* [TASK OBJECTIVE]
Reading the listing below, count the lines that contain the word "documento" and give that count alone.

* [RECORD EXCERPTS]
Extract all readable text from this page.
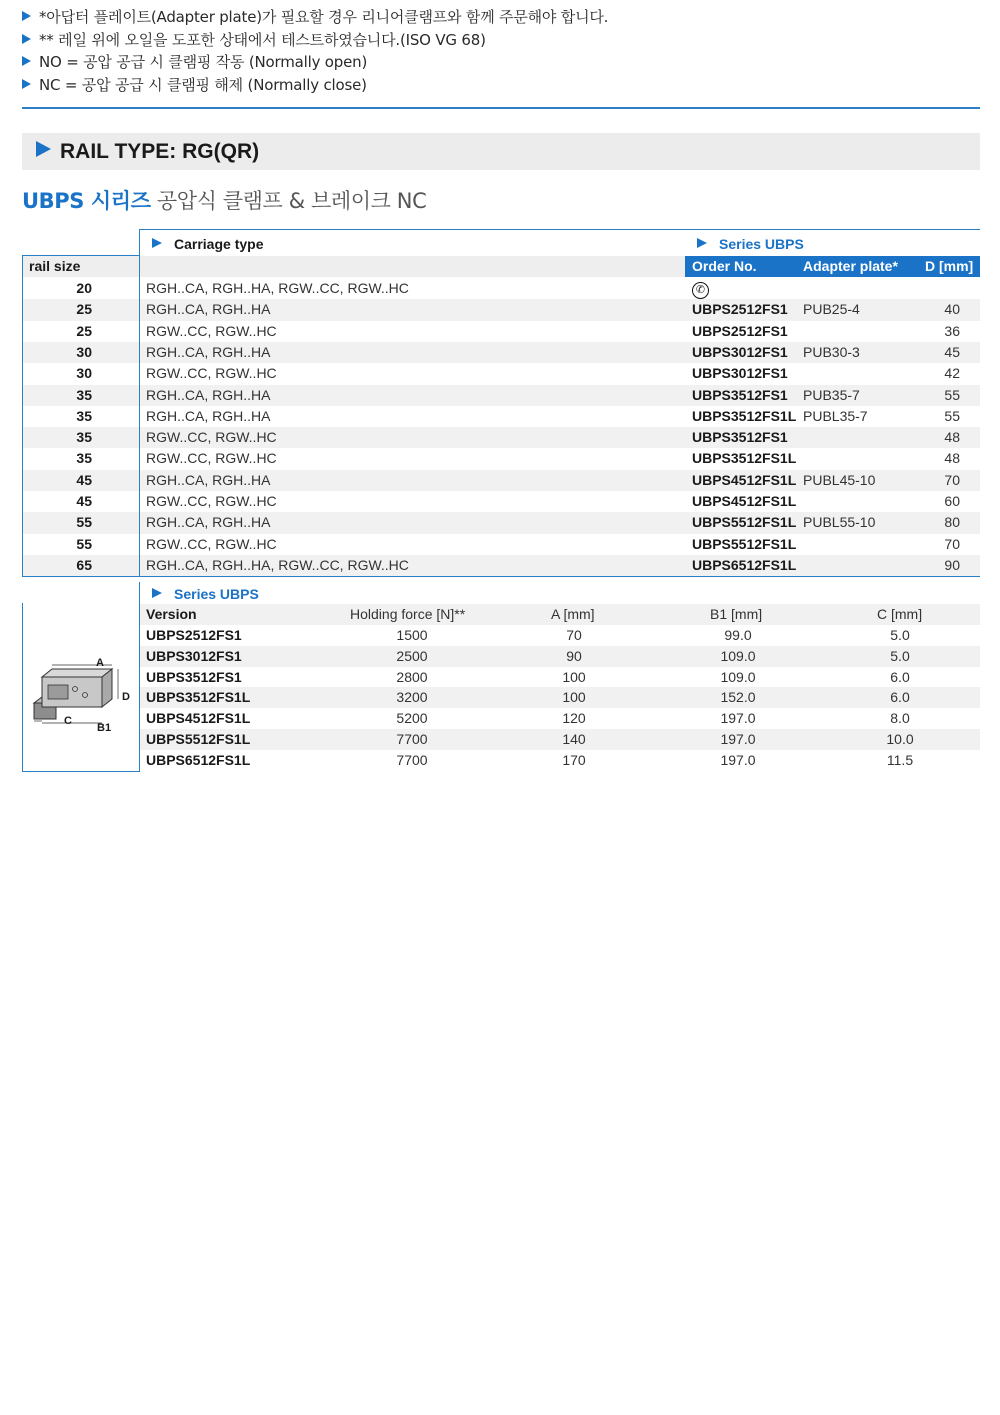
*아답터 플레이트(Adapter plate)가 필요할 경우 리니어클램프와 함께 주문해야 합니다.
** 레일 위에 오일을 도포한 상태에서 테스트하였습니다.(ISO VG 68)
NO = 공압 공급 시 클램핑 작동 (Normally open)
NC = 공압 공급 시 클램핑 해제 (Normally close)
RAIL TYPE: RG(QR)
UBPS 시리즈 공압식 클램프 & 브레이크 NC
Carriage type	Series UBPS
rail size	Order No.	Adapter plate* D [mm]
20	RGH..CA, RGH..HA, RGW..CC, RGW..HC	✆
25	RGH..CA, RGH..HA	UBPS2512FS1 PUB25-4	40
25	RGW..CC, RGW..HC	UBPS2512FS1	36
30	RGH..CA, RGH..HA	UBPS3012FS1 PUB30-3	45
30	RGW..CC, RGW..HC	UBPS3012FS1	42
35	RGH..CA, RGH..HA	UBPS3512FS1 PUB35-7	55
35	RGH..CA, RGH..HA	UBPS3512FS1L PUBL35-7	55
35	RGW..CC, RGW..HC	UBPS3512FS1	48
35	RGW..CC, RGW..HC	UBPS3512FS1L	48
45	RGH..CA, RGH..HA	UBPS4512FS1L PUBL45-10	70
45	RGW..CC, RGW..HC	UBPS4512FS1L	60
55	RGH..CA, RGH..HA	UBPS5512FS1L PUBL55-10	80
55	RGW..CC, RGW..HC	UBPS5512FS1L	70
65	RGH..CA, RGH..HA, RGW..CC, RGW..HC	UBPS6512FS1L	90
Series UBPS
Version	Holding force [N]**	A [mm]	B1 [mm]	C [mm]
UBPS2512FS1	1500	70	99.0	5.0
UBPS3012FS1	2500	90	109.0	5.0
UBPS3512FS1	2800	100	109.0	6.0
UBPS3512FS1L	3200	100	152.0	6.0
UBPS4512FS1L	5200	120	197.0	8.0
UBPS5512FS1L	7700	140	197.0	10.0
UBPS6512FS1L	7700	170	197.0	11.5
A
D
C
B1
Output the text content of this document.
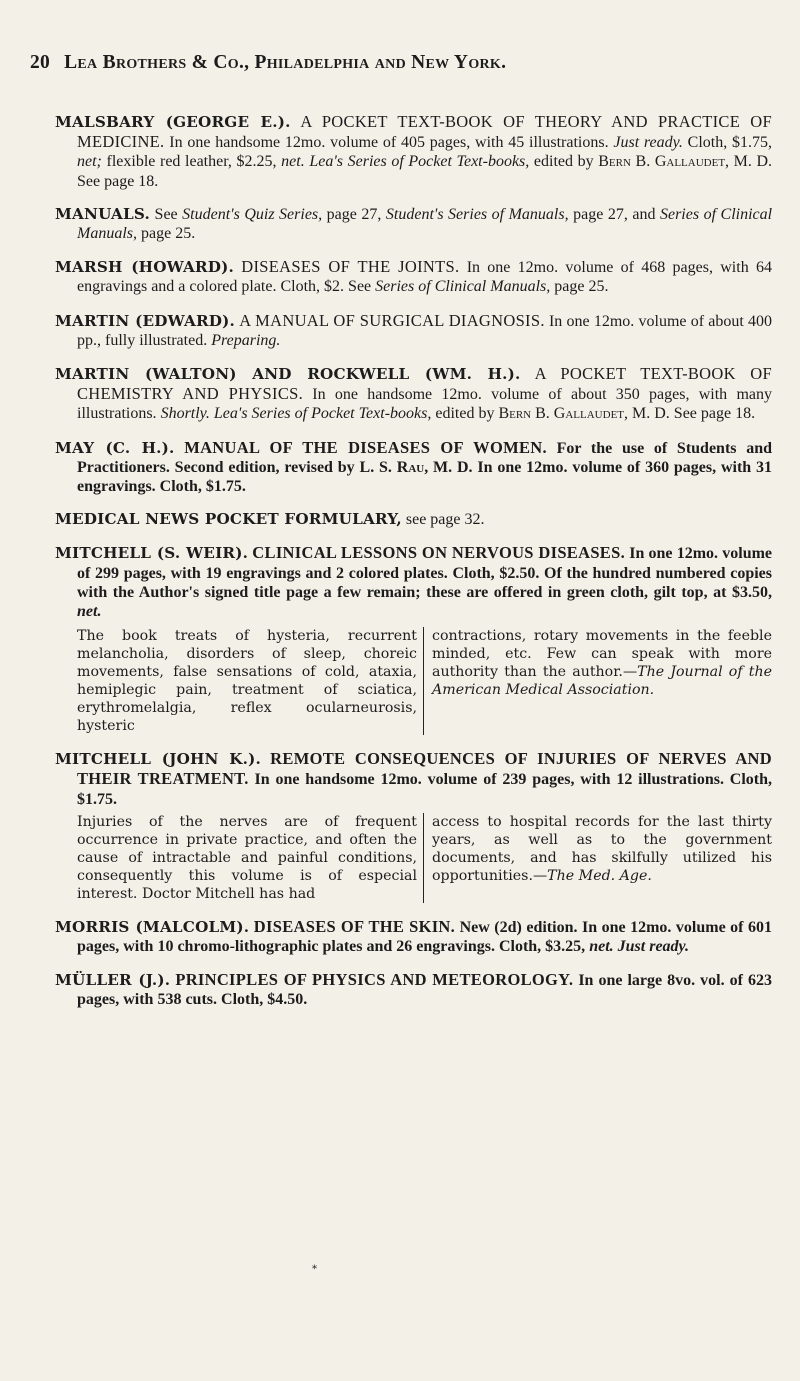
20 Lea Brothers & Co., Philadelphia and New York.

MALSBARY (GEORGE E.). A POCKET TEXT-BOOK OF THEORY AND PRACTICE OF MEDICINE. In one handsome 12mo. volume of 405 pages, with 45 illustrations. Just ready. Cloth, $1.75, net; flexible red leather, $2.25, net. Lea's Series of Pocket Text-books, edited by Bern B. Gallaudet, M. D. See page 18.

MANUALS. See Student's Quiz Series, page 27, Student's Series of Manuals, page 27, and Series of Clinical Manuals, page 25.

MARSH (HOWARD). DISEASES OF THE JOINTS. In one 12mo. volume of 468 pages, with 64 engravings and a colored plate. Cloth, $2. See Series of Clinical Manuals, page 25.

MARTIN (EDWARD). A MANUAL OF SURGICAL DIAGNOSIS. In one 12mo. volume of about 400 pp., fully illustrated. Preparing.

MARTIN (WALTON) AND ROCKWELL (WM. H.). A POCKET TEXT-BOOK OF CHEMISTRY AND PHYSICS. In one handsome 12mo. volume of about 350 pages, with many illustrations. Shortly. Lea's Series of Pocket Text-books, edited by Bern B. Gallaudet, M. D. See page 18.

MAY (C. H.). MANUAL OF THE DISEASES OF WOMEN. For the use of Students and Practitioners. Second edition, revised by L. S. Rau, M. D. In one 12mo. volume of 360 pages, with 31 engravings. Cloth, $1.75.

MEDICAL NEWS POCKET FORMULARY, see page 32.

MITCHELL (S. WEIR). CLINICAL LESSONS ON NERVOUS DISEASES. In one 12mo. volume of 299 pages, with 19 engravings and 2 colored plates. Cloth, $2.50. Of the hundred numbered copies with the Author's signed title page a few remain; these are offered in green cloth, gilt top, at $3.50, net.

The book treats of hysteria, recurrent melancholia, disorders of sleep, choreic movements, false sensations of cold, ataxia, hemiplegic pain, treatment of sciatica, erythromelalgia, reflex ocularneurosis, hysteric
contractions, rotary movements in the feeble minded, etc. Few can speak with more authority than the author.—The Journal of the American Medical Association.

MITCHELL (JOHN K.). REMOTE CONSEQUENCES OF INJURIES OF NERVES AND THEIR TREATMENT. In one handsome 12mo. volume of 239 pages, with 12 illustrations. Cloth, $1.75.

Injuries of the nerves are of frequent occurrence in private practice, and often the cause of intractable and painful conditions, consequently this volume is of especial interest. Doctor Mitchell has had
access to hospital records for the last thirty years, as well as to the government documents, and has skilfully utilized his opportunities.—The Med. Age.

MORRIS (MALCOLM). DISEASES OF THE SKIN. New (2d) edition. In one 12mo. volume of 601 pages, with 10 chromo-lithographic plates and 26 engravings. Cloth, $3.25, net. Just ready.

MÜLLER (J.). PRINCIPLES OF PHYSICS AND METEOROLOGY. In one large 8vo. vol. of 623 pages, with 538 cuts. Cloth, $4.50.

*
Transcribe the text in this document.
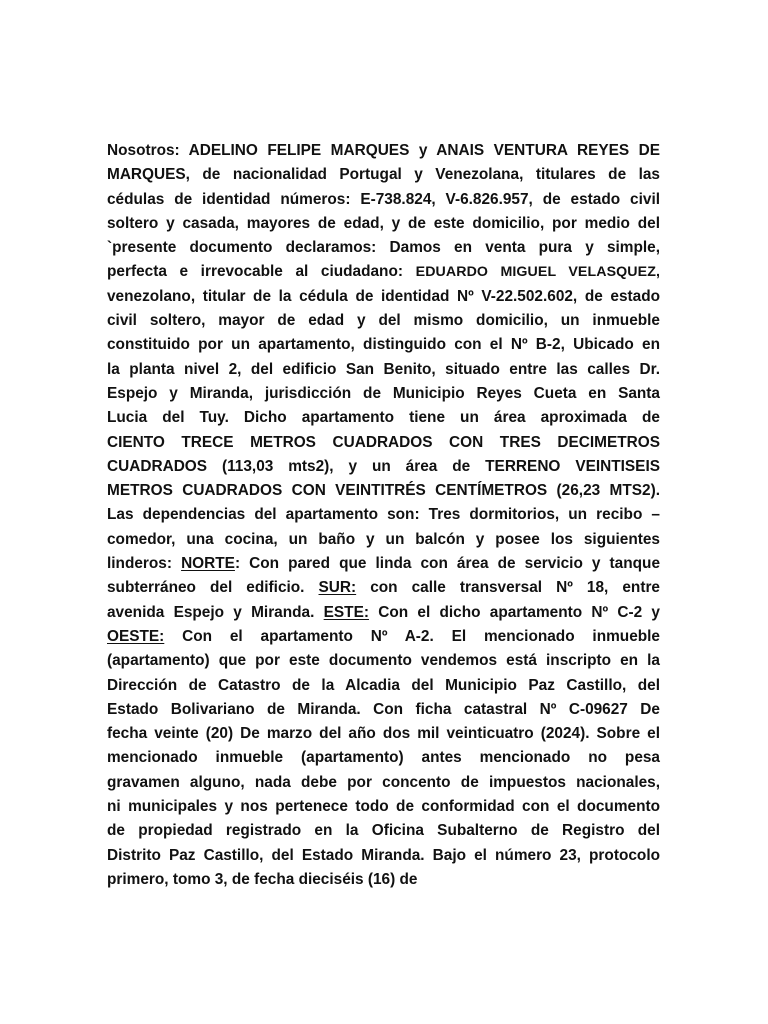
Nosotros: ADELINO FELIPE MARQUES y ANAIS VENTURA REYES DE
MARQUES, de nacionalidad Portugal y Venezolana, titulares de las
cédulas de identidad números: E-738.824, V-6.826.957, de estado civil
soltero y casada, mayores de edad, y de este domicilio, por medio del
`presente documento declaramos: Damos en venta pura y simple,
perfecta e irrevocable al ciudadano: EDUARDO MIGUEL VELASQUEZ,
venezolano, titular de la cédula de identidad Nº V-22.502.602, de estado
civil soltero, mayor de edad y del mismo domicilio, un inmueble
constituido por un apartamento, distinguido con el Nº B-2, Ubicado en
la planta nivel 2, del edificio San Benito, situado entre las calles Dr.
Espejo y Miranda, jurisdicción de Municipio Reyes Cueta en Santa
Lucia del Tuy. Dicho apartamento tiene un área aproximada de
CIENTO TRECE METROS CUADRADOS CON TRES DECIMETROS
CUADRADOS (113,03 mts2), y un área de TERRENO VEINTISEIS
METROS CUADRADOS CON VEINTITRÉS CENTÍMETROS (26,23 MTS2).
Las dependencias del apartamento son: Tres dormitorios, un recibo –
comedor, una cocina, un baño y un balcón y posee los siguientes
linderos: NORTE: Con pared que linda con área de servicio y tanque
subterráneo del edificio. SUR: con calle transversal Nº 18, entre
avenida Espejo y Miranda. ESTE: Con el dicho apartamento Nº C-2 y
OESTE: Con el apartamento Nº A-2. El mencionado inmueble
(apartamento) que por este documento vendemos está inscripto en la
Dirección de Catastro de la Alcadia del Municipio Paz Castillo, del
Estado Bolivariano de Miranda. Con ficha catastral Nº C-09627 De
fecha veinte (20) De marzo del año dos mil veinticuatro (2024). Sobre el
mencionado inmueble (apartamento) antes mencionado no pesa
gravamen alguno, nada debe por concento de impuestos nacionales,
ni municipales y nos pertenece todo de conformidad con el documento
de propiedad registrado en la Oficina Subalterno de Registro del
Distrito Paz Castillo, del Estado Miranda. Bajo el número 23, protocolo
primero, tomo 3, de fecha dieciséis (16) de
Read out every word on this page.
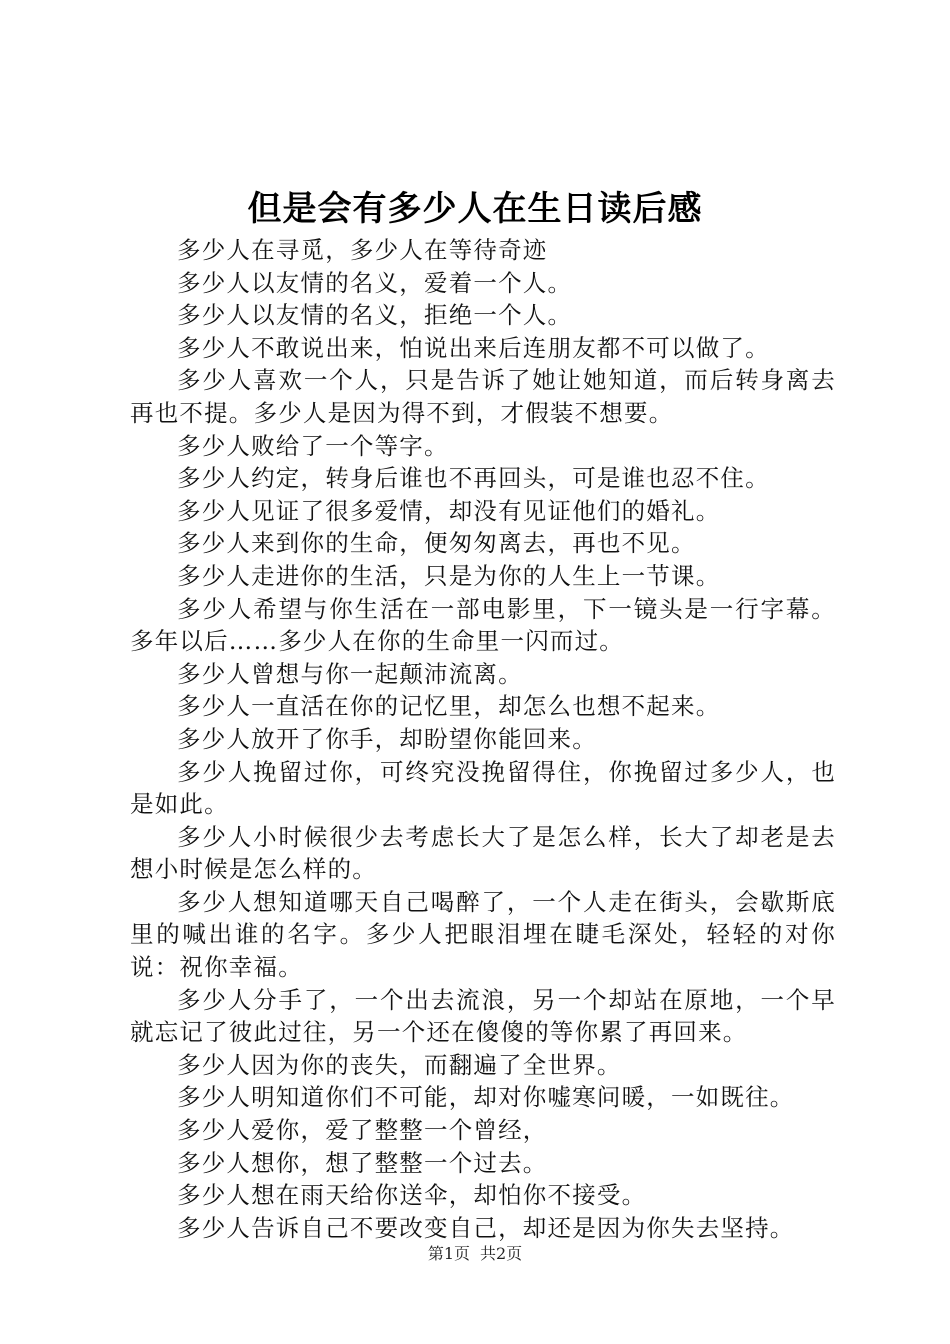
但是会有多少人在生日读后感

多少人在寻觅，多少人在等待奇迹

多少人以友情的名义，爱着一个人。

多少人以友情的名义，拒绝一个人。

多少人不敢说出来，怕说出来后连朋友都不可以做了。

多少人喜欢一个人，只是告诉了她让她知道，而后转身离去再也不提。多少人是因为得不到，才假装不想要。

多少人败给了一个等字。

多少人约定，转身后谁也不再回头，可是谁也忍不住。

多少人见证了很多爱情，却没有见证他们的婚礼。

多少人来到你的生命，便匆匆离去，再也不见。

多少人走进你的生活，只是为你的人生上一节课。

多少人希望与你生活在一部电影里，下一镜头是一行字幕。多年以后……多少人在你的生命里一闪而过。

多少人曾想与你一起颠沛流离。

多少人一直活在你的记忆里，却怎么也想不起来。

多少人放开了你手，却盼望你能回来。

多少人挽留过你，可终究没挽留得住，你挽留过多少人，也是如此。

多少人小时候很少去考虑长大了是怎么样，长大了却老是去想小时候是怎么样的。

多少人想知道哪天自己喝醉了，一个人走在街头，会歇斯底里的喊出谁的名字。多少人把眼泪埋在睫毛深处，轻轻的对你说：祝你幸福。

多少人分手了，一个出去流浪，另一个却站在原地，一个早就忘记了彼此过往，另一个还在傻傻的等你累了再回来。

多少人因为你的丧失，而翻遍了全世界。

多少人明知道你们不可能，却对你嘘寒问暖，一如既往。

多少人爱你，爱了整整一个曾经，

多少人想你，想了整整一个过去。

多少人想在雨天给你送伞，却怕你不接受。

多少人告诉自己不要改变自己，却还是因为你失去坚持。

第1页 共2页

* [COMPLETED TASK]
3